TO DO – Reproduce each line of the material exactly, minus any picture.

— Start INFORMATION PROVIDED —

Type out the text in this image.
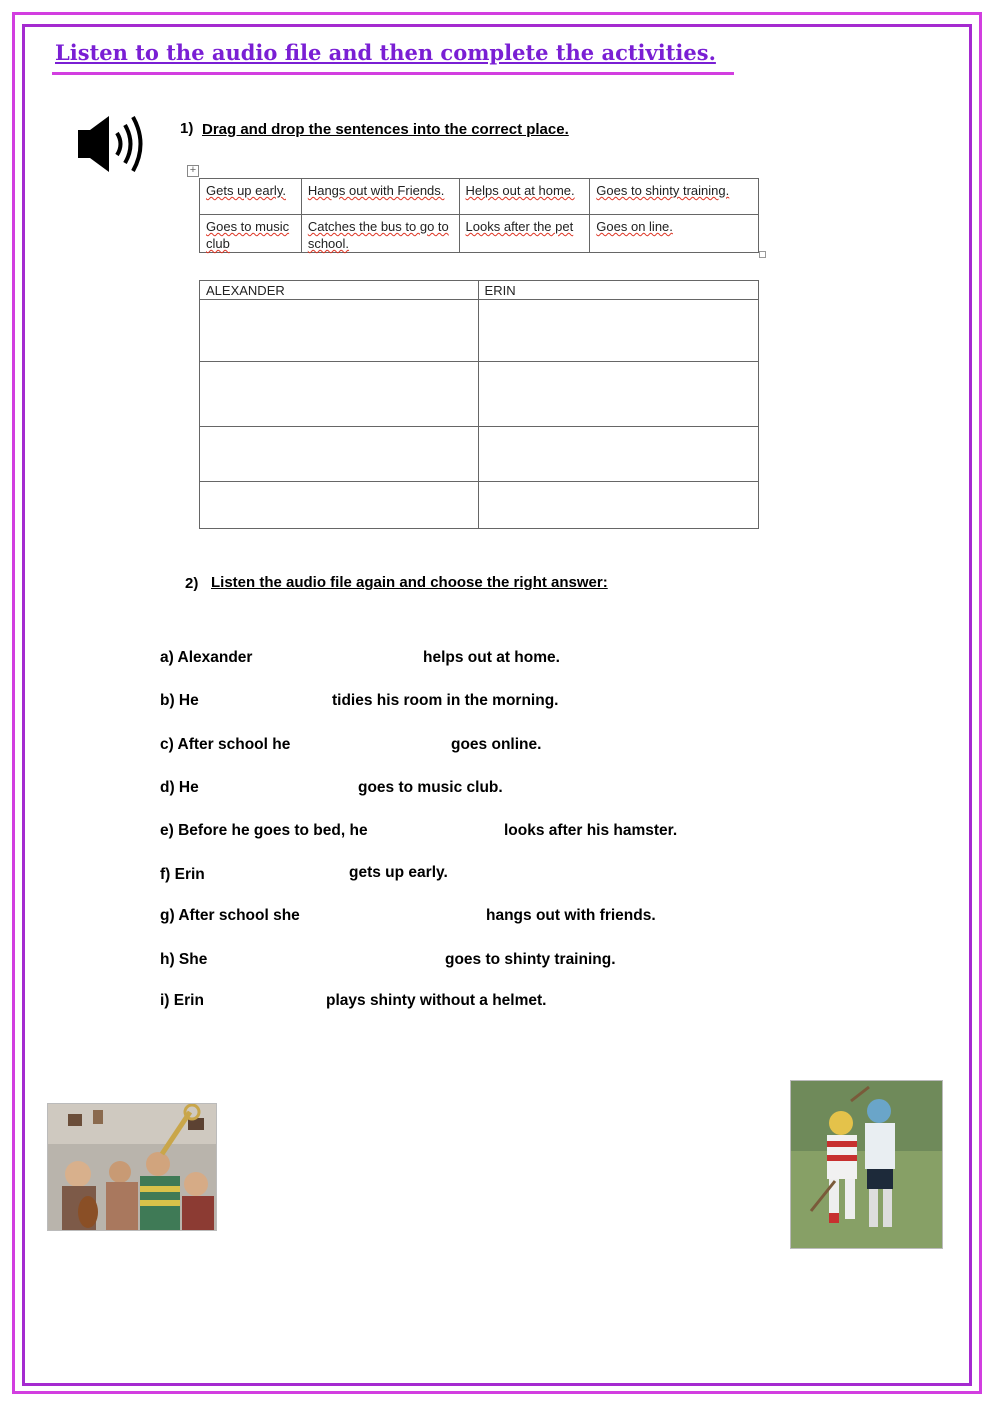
Listen to the audio file and then complete the activities.
1) Drag and drop the sentences into the correct place.
+
Gets up early.	Hangs out with Friends.	Helps out at home.	Goes to shinty training.
Goes to music club	Catches the bus to go to school.	Looks after the pet	Goes on line.
ALEXANDER	ERIN

2) Listen the audio file again and choose the right answer:
a) Alexander	helps out at home.
b) He	tidies his room in the morning.
c) After school he	goes online.
d) He	goes to music club.
e) Before he goes to bed, he	looks after his hamster.
f) Erin	gets up early.
g) After school she	hangs out with friends.
h) She	goes to shinty training.
i) Erin	plays shinty without a helmet.
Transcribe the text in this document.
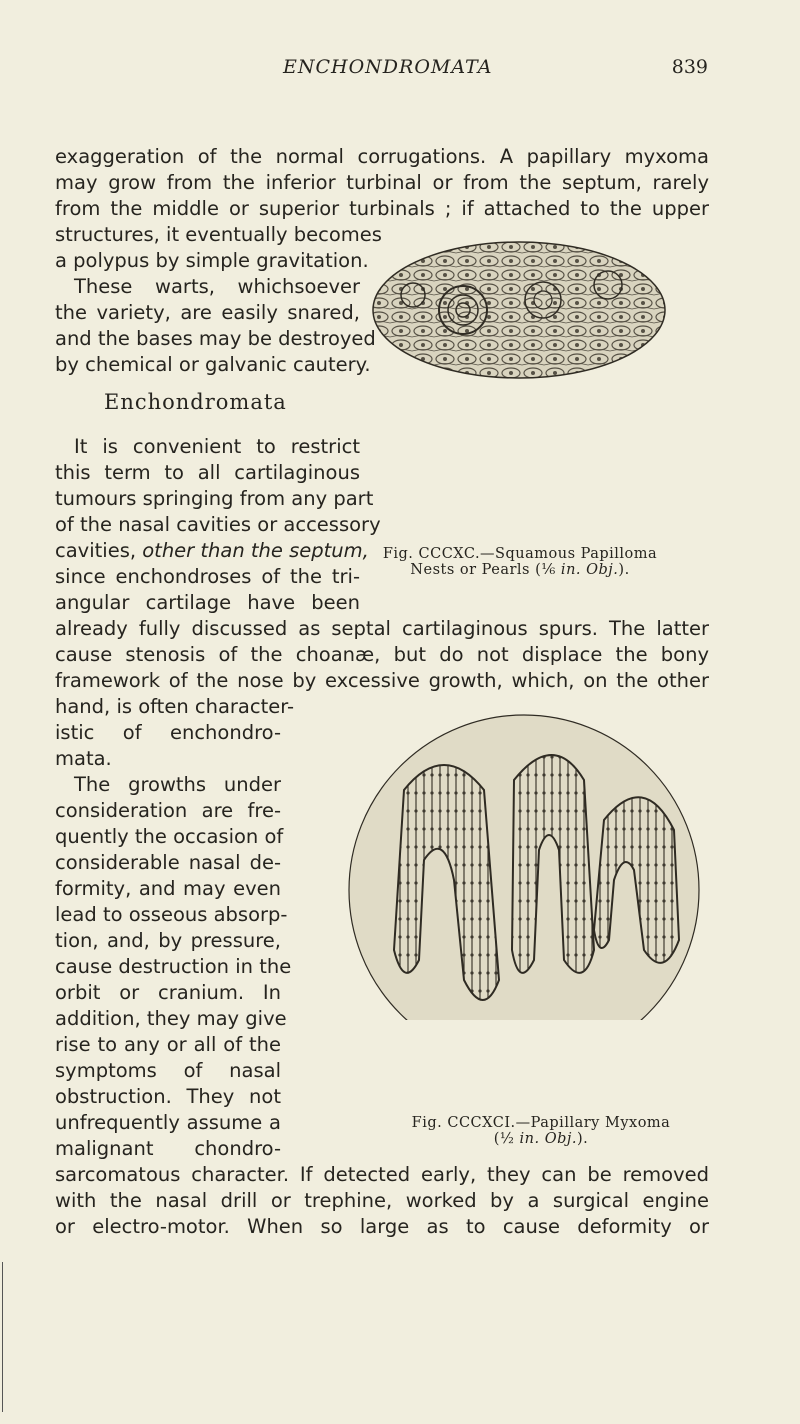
ENCHONDROMATA	839
exaggeration of the normal corrugations. A papillary myxoma
may grow from the inferior turbinal or from the septum, rarely
from the middle or superior turbinals ; if attached to the upper
structures, it eventually becomes
a polypus by simple gravitation.
These warts, whichsoever
the variety, are easily snared,
and the bases may be destroyed
by chemical or galvanic cautery.
Enchondromata
It is convenient to restrict
this term to all cartilaginous
tumours springing from any part
of the nasal cavities or accessory
cavities, other than the septum,
since enchondroses of the tri-
angular cartilage have been
already fully discussed as septal cartilaginous spurs. The latter
cause stenosis of the choanæ, but do not displace the bony
framework of the nose by excessive growth, which, on the other
hand, is often character-
istic of enchondro-
mata.
The growths under
consideration are fre-
quently the occasion of
considerable nasal de-
formity, and may even
lead to osseous absorp-
tion, and, by pressure,
cause destruction in the
orbit or cranium. In
addition, they may give
rise to any or all of the
symptoms of nasal
obstruction. They not
unfrequently assume a
malignant chondro-
sarcomatous character. If detected early, they can be removed
with the nasal drill or trephine, worked by a surgical engine
or electro-motor. When so large as to cause deformity or
Fig. CCCXC.—Squamous Papilloma
Nests or Pearls (⅙ in. Obj.).
Fig. CCCXCI.—Papillary Myxoma
(½ in. Obj.).
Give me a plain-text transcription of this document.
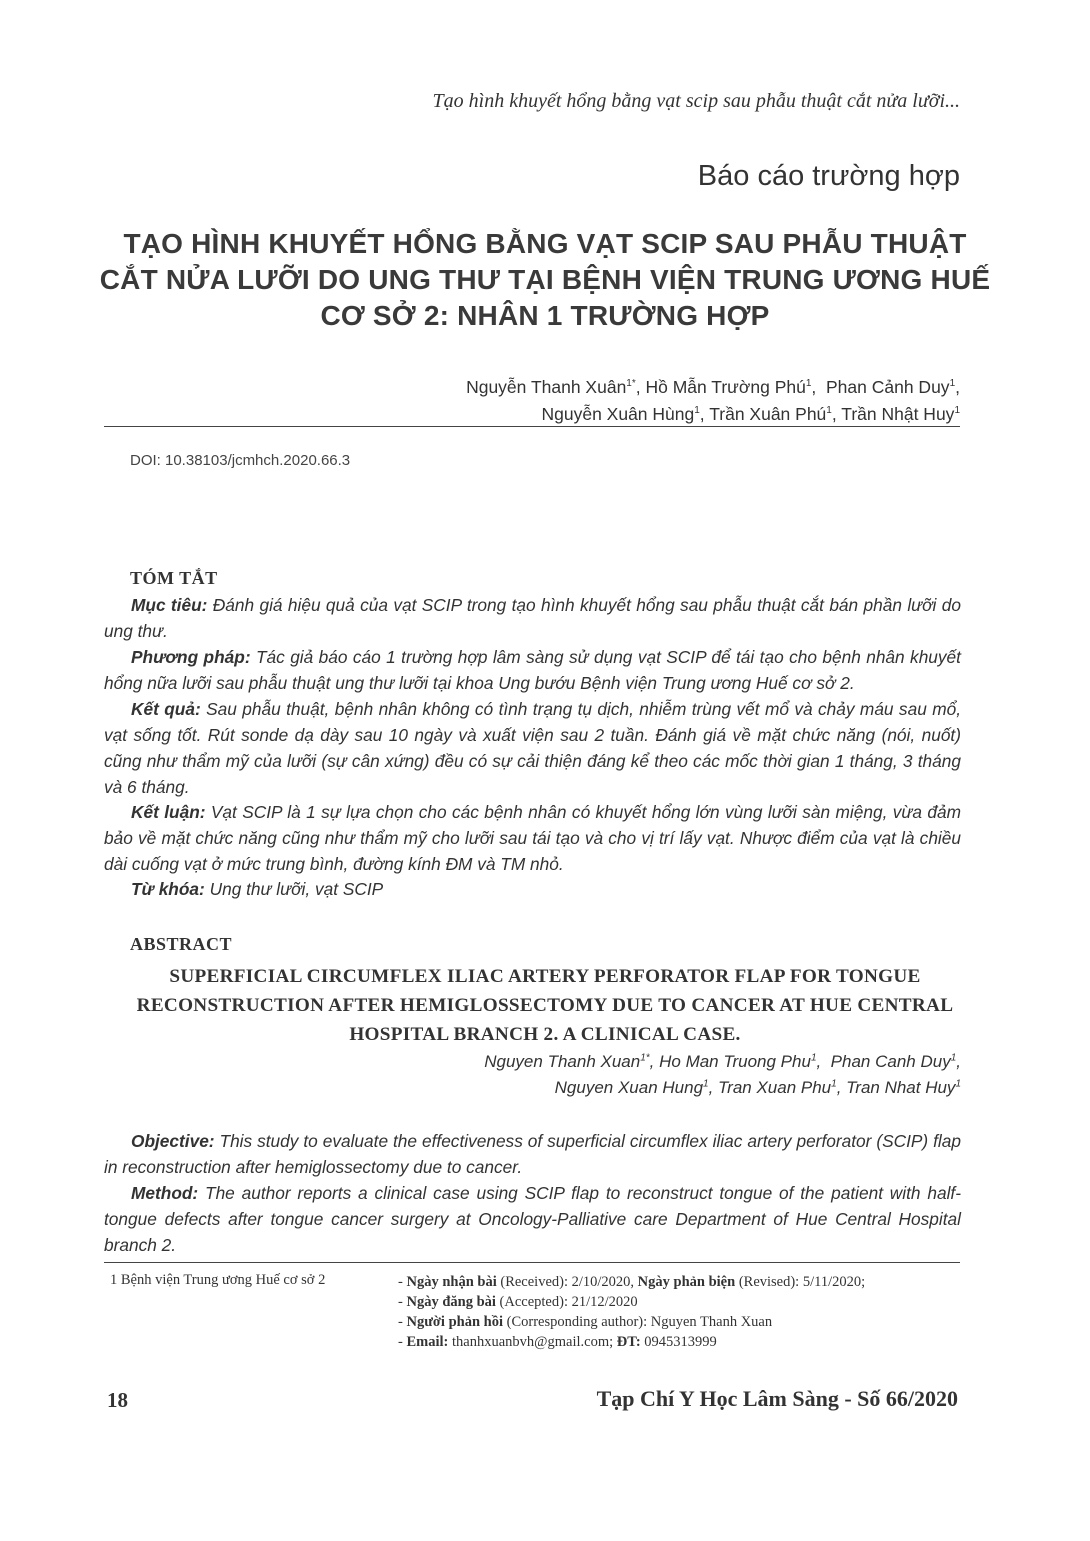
Tạo hình khuyết hổng bằng vạt scip sau phẫu thuật cắt nửa lưỡi...
Báo cáo trường hợp
TẠO HÌNH KHUYẾT HỔNG BẰNG VẠT SCIP SAU PHẪU THUẬT
CẮT NỬA LƯỠI DO UNG THƯ TẠI BỆNH VIỆN TRUNG ƯƠNG HUẾ
CƠ SỞ 2: NHÂN 1 TRƯỜNG HỢP
Nguyễn Thanh Xuân$^{1*}$, Hồ Mẫn Trường Phú$^1$,  Phan Cảnh Duy$^1$,
Nguyễn Xuân Hùng$^1$, Trần Xuân Phú$^1$, Trần Nhật Huy$^1$
DOI: 10.38103/jcmhch.2020.66.3
TÓM TẮT

Mục tiêu: Đánh giá hiệu quả của vạt SCIP trong tạo hình khuyết hổng sau phẫu thuật cắt bán phần lưỡi do ung thư.

Phương pháp: Tác giả báo cáo 1 trường hợp lâm sàng sử dụng vạt SCIP để tái tạo cho bệnh nhân khuyết hổng nữa lưỡi sau phẫu thuật ung thư lưỡi tại khoa Ung bướu Bệnh viện Trung ương Huế cơ sở 2.

Kết quả: Sau phẫu thuật, bệnh nhân không có tình trạng tụ dịch, nhiễm trùng vết mổ và chảy máu sau mổ, vạt sống tốt. Rút sonde dạ dày sau 10 ngày và xuất viện sau 2 tuần. Đánh giá về mặt chức năng (nói, nuốt) cũng như thẩm mỹ của lưỡi (sự cân xứng) đều có sự cải thiện đáng kể theo các mốc thời gian 1 tháng, 3 tháng và 6 tháng.

Kết luận: Vạt SCIP là 1 sự lựa chọn cho các bệnh nhân có khuyết hổng lớn vùng lưỡi sàn miệng, vừa đảm bảo về mặt chức năng cũng như thẩm mỹ cho lưỡi sau tái tạo và cho vị trí lấy vạt. Nhược điểm của vạt là chiều dài cuống vạt ở mức trung bình, đường kính ĐM và TM nhỏ.

Từ khóa: Ung thư lưỡi, vạt SCIP

ABSTRACT
SUPERFICIAL CIRCUMFLEX ILIAC ARTERY PERFORATOR FLAP FOR TONGUE
RECONSTRUCTION AFTER HEMIGLOSSECTOMY DUE TO CANCER AT HUE CENTRAL
HOSPITAL BRANCH 2. A CLINICAL CASE.
Nguyen Thanh Xuan$^{1*}$, Ho Man Truong Phu$^1$,  Phan Canh Duy$^1$,
Nguyen Xuan Hung$^1$, Tran Xuan Phu$^1$, Tran Nhat Huy$^1$

Objective: This study to evaluate the effectiveness of superficial circumflex iliac artery perforator (SCIP) flap in reconstruction after hemiglossectomy due to cancer.

Method: The author reports a clinical case using SCIP flap to reconstruct tongue of the patient with half-tongue defects after tongue cancer surgery at Oncology-Palliative care Department of Hue Central Hospital branch 2.

1 Bệnh viện Trung ương Huế cơ sở 2	- Ngày nhận bài (Received): 2/10/2020, Ngày phản biện (Revised): 5/11/2020;
- Ngày đăng bài (Accepted): 21/12/2020
- Người phản hồi (Corresponding author): Nguyen Thanh Xuan
- Email: thanhxuanbvh@gmail.com; ĐT: 0945313999
18	Tạp Chí Y Học Lâm Sàng - Số 66/2020
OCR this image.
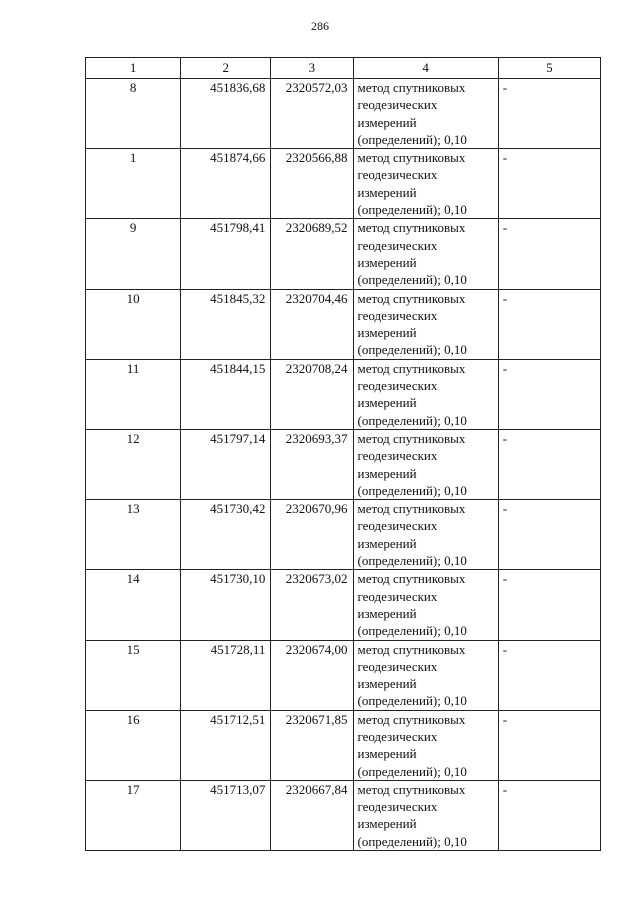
286
1	2	3	4	5
8	451836,68	2320572,03	метод спутниковых
геодезических
измерений
(определений); 0,10	-
1	451874,66	2320566,88	метод спутниковых
геодезических
измерений
(определений); 0,10	-
9	451798,41	2320689,52	метод спутниковых
геодезических
измерений
(определений); 0,10	-
10	451845,32	2320704,46	метод спутниковых
геодезических
измерений
(определений); 0,10	-
11	451844,15	2320708,24	метод спутниковых
геодезических
измерений
(определений); 0,10	-
12	451797,14	2320693,37	метод спутниковых
геодезических
измерений
(определений); 0,10	-
13	451730,42	2320670,96	метод спутниковых
геодезических
измерений
(определений); 0,10	-
14	451730,10	2320673,02	метод спутниковых
геодезических
измерений
(определений); 0,10	-
15	451728,11	2320674,00	метод спутниковых
геодезических
измерений
(определений); 0,10	-
16	451712,51	2320671,85	метод спутниковых
геодезических
измерений
(определений); 0,10	-
17	451713,07	2320667,84	метод спутниковых
геодезических
измерений
(определений); 0,10	-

— End INFORMATION PROVIDED —

TASK RESULT –
Type out the text in this image.
Listen to the audio file and then complete the activities.
1) Drag and drop the sentences into the correct place.
+
Gets up early.	Hangs out with Friends.	Helps out at home.	Goes to shinty training.
Goes to music club	Catches the bus to go to school.	Looks after the pet	Goes on line.
ALEXANDER	ERIN

2) Listen the audio file again and choose the right answer:
a) Alexander	helps out at home.
b) He	tidies his room in the morning.
c) After school he	goes online.
d) He	goes to music club.
e) Before he goes to bed, he	looks after his hamster.
f) Erin	gets up early.
g) After school she	hangs out with friends.
h) She	goes to shinty training.
i) Erin	plays shinty without a helmet.
Transcribe the text in this document.
ENCHONDROMATA	839
exaggeration of the normal corrugations. A papillary myxoma
may grow from the inferior turbinal or from the septum, rarely
from the middle or superior turbinals ; if attached to the upper
structures, it eventually becomes
a polypus by simple gravitation.
These warts, whichsoever
the variety, are easily snared,
and the bases may be destroyed
by chemical or galvanic cautery.
Enchondromata
It is convenient to restrict
this term to all cartilaginous
tumours springing from any part
of the nasal cavities or accessory
cavities, other than the septum,
since enchondroses of the tri-
angular cartilage have been
already fully discussed as septal cartilaginous spurs. The latter
cause stenosis of the choanæ, but do not displace the bony
framework of the nose by excessive growth, which, on the other
hand, is often character-
istic of enchondro-
mata.
The growths under
consideration are fre-
quently the occasion of
considerable nasal de-
formity, and may even
lead to osseous absorp-
tion, and, by pressure,
cause destruction in the
orbit or cranium. In
addition, they may give
rise to any or all of the
symptoms of nasal
obstruction. They not
unfrequently assume a
malignant chondro-
sarcomatous character. If detected early, they can be removed
with the nasal drill or trephine, worked by a surgical engine
or electro-motor. When so large as to cause deformity or
Fig. CCCXC.—Squamous Papilloma
Nests or Pearls (⅙ in. Obj.).
Fig. CCCXCI.—Papillary Myxoma
(½ in. Obj.).
Give me a plain-text transcription of this document.
Tạo hình khuyết hổng bằng vạt scip sau phẫu thuật cắt nửa lưỡi...
Báo cáo trường hợp
TẠO HÌNH KHUYẾT HỔNG BẰNG VẠT SCIP SAU PHẪU THUẬT
CẮT NỬA LƯỠI DO UNG THƯ TẠI BỆNH VIỆN TRUNG ƯƠNG HUẾ
CƠ SỞ 2: NHÂN 1 TRƯỜNG HỢP
Nguyễn Thanh Xuân$^{1*}$, Hồ Mẫn Trường Phú$^1$,  Phan Cảnh Duy$^1$,
Nguyễn Xuân Hùng$^1$, Trần Xuân Phú$^1$, Trần Nhật Huy$^1$
DOI: 10.38103/jcmhch.2020.66.3
TÓM TẮT

Mục tiêu: Đánh giá hiệu quả của vạt SCIP trong tạo hình khuyết hổng sau phẫu thuật cắt bán phần lưỡi do ung thư.

Phương pháp: Tác giả báo cáo 1 trường hợp lâm sàng sử dụng vạt SCIP để tái tạo cho bệnh nhân khuyết hổng nữa lưỡi sau phẫu thuật ung thư lưỡi tại khoa Ung bướu Bệnh viện Trung ương Huế cơ sở 2.

Kết quả: Sau phẫu thuật, bệnh nhân không có tình trạng tụ dịch, nhiễm trùng vết mổ và chảy máu sau mổ, vạt sống tốt. Rút sonde dạ dày sau 10 ngày và xuất viện sau 2 tuần. Đánh giá về mặt chức năng (nói, nuốt) cũng như thẩm mỹ của lưỡi (sự cân xứng) đều có sự cải thiện đáng kể theo các mốc thời gian 1 tháng, 3 tháng và 6 tháng.

Kết luận: Vạt SCIP là 1 sự lựa chọn cho các bệnh nhân có khuyết hổng lớn vùng lưỡi sàn miệng, vừa đảm bảo về mặt chức năng cũng như thẩm mỹ cho lưỡi sau tái tạo và cho vị trí lấy vạt. Nhược điểm của vạt là chiều dài cuống vạt ở mức trung bình, đường kính ĐM và TM nhỏ.

Từ khóa: Ung thư lưỡi, vạt SCIP

ABSTRACT
SUPERFICIAL CIRCUMFLEX ILIAC ARTERY PERFORATOR FLAP FOR TONGUE
RECONSTRUCTION AFTER HEMIGLOSSECTOMY DUE TO CANCER AT HUE CENTRAL
HOSPITAL BRANCH 2. A CLINICAL CASE.
Nguyen Thanh Xuan$^{1*}$, Ho Man Truong Phu$^1$,  Phan Canh Duy$^1$,
Nguyen Xuan Hung$^1$, Tran Xuan Phu$^1$, Tran Nhat Huy$^1$

Objective: This study to evaluate the effectiveness of superficial circumflex iliac artery perforator (SCIP) flap in reconstruction after hemiglossectomy due to cancer.

Method: The author reports a clinical case using SCIP flap to reconstruct tongue of the patient with half-tongue defects after tongue cancer surgery at Oncology-Palliative care Department of Hue Central Hospital branch 2.

1 Bệnh viện Trung ương Huế cơ sở 2	- Ngày nhận bài (Received): 2/10/2020, Ngày phản biện (Revised): 5/11/2020;
- Ngày đăng bài (Accepted): 21/12/2020
- Người phản hồi (Corresponding author): Nguyen Thanh Xuan
- Email: thanhxuanbvh@gmail.com; ĐT: 0945313999
18	Tạp Chí Y Học Lâm Sàng - Số 66/2020
OCR this image.
286
1	2	3	4	5
8	451836,68	2320572,03	метод спутниковых
геодезических
измерений
(определений); 0,10	-
1	451874,66	2320566,88	метод спутниковых
геодезических
измерений
(определений); 0,10	-
9	451798,41	2320689,52	метод спутниковых
геодезических
измерений
(определений); 0,10	-
10	451845,32	2320704,46	метод спутниковых
геодезических
измерений
(определений); 0,10	-
11	451844,15	2320708,24	метод спутниковых
геодезических
измерений
(определений); 0,10	-
12	451797,14	2320693,37	метод спутниковых
геодезических
измерений
(определений); 0,10	-
13	451730,42	2320670,96	метод спутниковых
геодезических
измерений
(определений); 0,10	-
14	451730,10	2320673,02	метод спутниковых
геодезических
измерений
(определений); 0,10	-
15	451728,11	2320674,00	метод спутниковых
геодезических
измерений
(определений); 0,10	-
16	451712,51	2320671,85	метод спутниковых
геодезических
измерений
(определений); 0,10	-
17	451713,07	2320667,84	метод спутниковых
геодезических
измерений
(определений); 0,10	-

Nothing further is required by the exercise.